=== Begin Enclosure ===

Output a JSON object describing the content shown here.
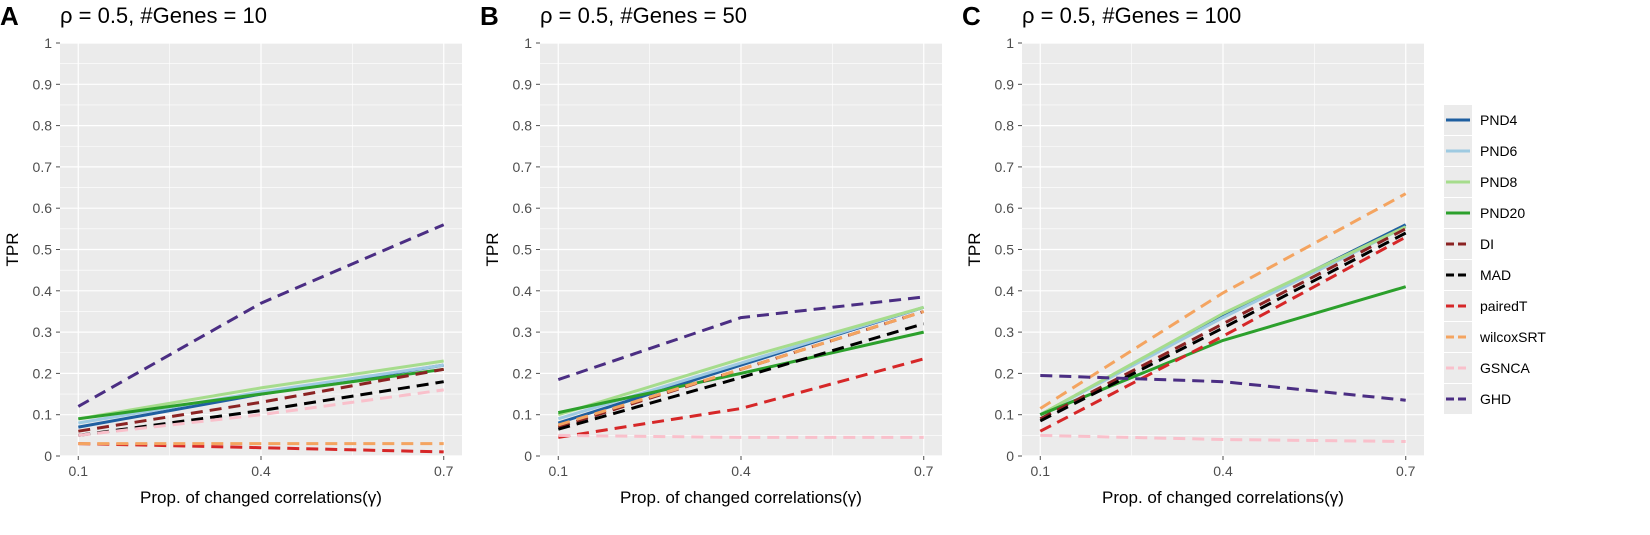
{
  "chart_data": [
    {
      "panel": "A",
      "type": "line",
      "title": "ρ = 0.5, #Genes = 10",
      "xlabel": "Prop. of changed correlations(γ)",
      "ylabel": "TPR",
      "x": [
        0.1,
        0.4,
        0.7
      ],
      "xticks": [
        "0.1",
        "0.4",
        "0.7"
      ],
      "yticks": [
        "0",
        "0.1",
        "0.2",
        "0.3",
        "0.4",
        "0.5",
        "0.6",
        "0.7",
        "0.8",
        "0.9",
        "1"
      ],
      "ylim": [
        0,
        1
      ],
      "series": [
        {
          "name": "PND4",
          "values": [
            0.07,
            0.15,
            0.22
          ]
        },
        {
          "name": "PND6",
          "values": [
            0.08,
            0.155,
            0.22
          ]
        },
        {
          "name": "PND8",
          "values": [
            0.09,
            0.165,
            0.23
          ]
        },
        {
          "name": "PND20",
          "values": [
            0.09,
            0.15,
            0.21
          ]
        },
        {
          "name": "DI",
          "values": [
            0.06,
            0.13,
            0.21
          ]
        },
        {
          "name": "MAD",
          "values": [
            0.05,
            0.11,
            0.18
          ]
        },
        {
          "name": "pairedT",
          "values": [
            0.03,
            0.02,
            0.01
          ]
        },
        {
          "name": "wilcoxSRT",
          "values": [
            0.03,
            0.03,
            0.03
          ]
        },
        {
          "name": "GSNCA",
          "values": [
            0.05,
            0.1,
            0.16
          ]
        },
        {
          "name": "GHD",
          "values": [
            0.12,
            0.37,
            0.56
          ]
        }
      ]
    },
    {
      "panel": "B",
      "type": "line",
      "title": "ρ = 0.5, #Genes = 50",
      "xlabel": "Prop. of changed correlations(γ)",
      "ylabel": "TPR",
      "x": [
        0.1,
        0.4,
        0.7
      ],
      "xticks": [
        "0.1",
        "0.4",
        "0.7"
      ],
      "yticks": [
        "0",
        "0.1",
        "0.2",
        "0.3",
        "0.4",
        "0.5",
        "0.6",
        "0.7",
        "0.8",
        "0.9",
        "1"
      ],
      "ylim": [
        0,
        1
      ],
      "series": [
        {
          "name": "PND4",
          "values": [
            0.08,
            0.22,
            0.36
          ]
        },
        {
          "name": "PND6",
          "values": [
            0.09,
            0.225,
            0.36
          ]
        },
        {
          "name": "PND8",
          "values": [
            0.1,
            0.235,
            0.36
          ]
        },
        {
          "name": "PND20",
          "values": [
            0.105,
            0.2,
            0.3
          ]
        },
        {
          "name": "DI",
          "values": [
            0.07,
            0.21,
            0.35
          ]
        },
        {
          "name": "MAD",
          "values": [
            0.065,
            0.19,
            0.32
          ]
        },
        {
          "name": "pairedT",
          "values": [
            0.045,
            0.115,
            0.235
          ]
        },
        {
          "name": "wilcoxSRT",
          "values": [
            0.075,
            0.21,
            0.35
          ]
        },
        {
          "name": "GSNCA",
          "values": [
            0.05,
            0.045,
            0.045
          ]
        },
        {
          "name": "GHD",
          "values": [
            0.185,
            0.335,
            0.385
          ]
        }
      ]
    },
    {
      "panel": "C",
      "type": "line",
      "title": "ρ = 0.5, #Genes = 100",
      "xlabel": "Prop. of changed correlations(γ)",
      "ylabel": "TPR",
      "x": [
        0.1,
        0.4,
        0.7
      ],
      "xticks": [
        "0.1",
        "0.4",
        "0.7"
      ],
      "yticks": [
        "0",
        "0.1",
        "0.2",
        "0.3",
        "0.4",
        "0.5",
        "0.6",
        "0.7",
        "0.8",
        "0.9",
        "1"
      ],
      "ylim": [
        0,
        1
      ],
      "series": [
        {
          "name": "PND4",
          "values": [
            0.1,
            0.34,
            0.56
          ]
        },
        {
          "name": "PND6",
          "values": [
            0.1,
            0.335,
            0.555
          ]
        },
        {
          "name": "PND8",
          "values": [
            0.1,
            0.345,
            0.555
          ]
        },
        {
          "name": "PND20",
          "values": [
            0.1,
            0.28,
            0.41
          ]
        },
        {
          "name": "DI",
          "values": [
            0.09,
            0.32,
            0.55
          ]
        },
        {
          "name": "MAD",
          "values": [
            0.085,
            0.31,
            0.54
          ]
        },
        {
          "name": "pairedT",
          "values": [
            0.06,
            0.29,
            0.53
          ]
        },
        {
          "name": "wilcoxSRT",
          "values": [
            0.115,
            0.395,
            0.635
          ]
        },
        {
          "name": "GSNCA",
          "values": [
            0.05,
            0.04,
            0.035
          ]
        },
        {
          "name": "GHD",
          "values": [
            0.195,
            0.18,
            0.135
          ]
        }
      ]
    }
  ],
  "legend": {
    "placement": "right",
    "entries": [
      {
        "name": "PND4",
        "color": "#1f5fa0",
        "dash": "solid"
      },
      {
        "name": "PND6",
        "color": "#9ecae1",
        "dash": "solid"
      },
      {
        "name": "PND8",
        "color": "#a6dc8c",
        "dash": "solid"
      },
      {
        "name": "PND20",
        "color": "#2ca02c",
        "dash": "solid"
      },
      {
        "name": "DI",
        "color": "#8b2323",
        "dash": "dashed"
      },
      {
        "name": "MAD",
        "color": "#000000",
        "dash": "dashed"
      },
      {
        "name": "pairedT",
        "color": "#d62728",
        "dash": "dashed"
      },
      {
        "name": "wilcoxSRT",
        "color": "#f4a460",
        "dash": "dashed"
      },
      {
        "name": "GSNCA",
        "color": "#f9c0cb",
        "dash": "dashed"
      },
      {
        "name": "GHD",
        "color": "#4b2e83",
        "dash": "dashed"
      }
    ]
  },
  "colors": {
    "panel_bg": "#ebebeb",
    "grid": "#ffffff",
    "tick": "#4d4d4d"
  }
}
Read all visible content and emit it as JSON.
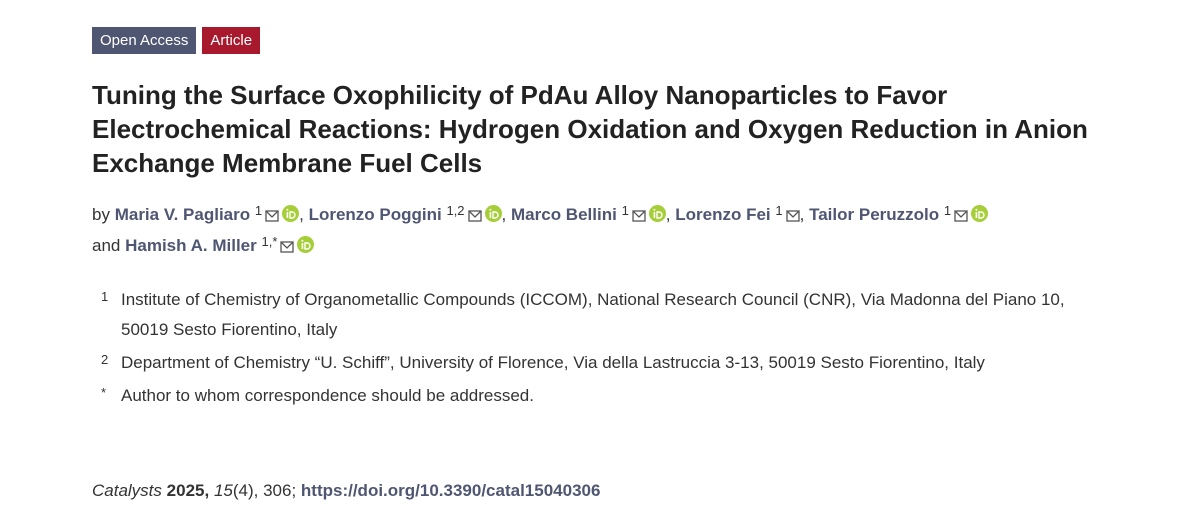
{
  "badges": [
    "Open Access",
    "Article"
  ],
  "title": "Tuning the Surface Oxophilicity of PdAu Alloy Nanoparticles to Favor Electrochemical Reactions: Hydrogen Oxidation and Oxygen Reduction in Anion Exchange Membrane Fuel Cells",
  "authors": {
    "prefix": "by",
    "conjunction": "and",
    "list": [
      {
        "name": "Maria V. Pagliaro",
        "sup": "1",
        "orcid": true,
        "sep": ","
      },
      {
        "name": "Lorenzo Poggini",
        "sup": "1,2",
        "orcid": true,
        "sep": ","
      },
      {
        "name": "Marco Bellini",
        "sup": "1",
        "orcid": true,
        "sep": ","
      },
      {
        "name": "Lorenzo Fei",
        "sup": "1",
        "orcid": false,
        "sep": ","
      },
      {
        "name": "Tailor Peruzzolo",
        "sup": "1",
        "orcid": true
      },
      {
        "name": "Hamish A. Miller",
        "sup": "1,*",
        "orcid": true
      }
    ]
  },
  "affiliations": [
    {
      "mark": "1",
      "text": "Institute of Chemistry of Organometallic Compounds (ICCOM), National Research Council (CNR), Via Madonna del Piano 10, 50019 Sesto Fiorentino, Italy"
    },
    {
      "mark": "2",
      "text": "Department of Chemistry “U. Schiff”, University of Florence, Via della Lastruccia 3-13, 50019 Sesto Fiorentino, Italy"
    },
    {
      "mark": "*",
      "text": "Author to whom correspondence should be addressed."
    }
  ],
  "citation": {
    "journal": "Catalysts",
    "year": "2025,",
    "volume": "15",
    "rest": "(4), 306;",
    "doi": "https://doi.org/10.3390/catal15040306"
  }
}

=== End Enclosure ===

> _Problem details_:
Your reply must consist solely of the count of lines in the listing above that hold the string "Italy".

> _Exercise result_:
2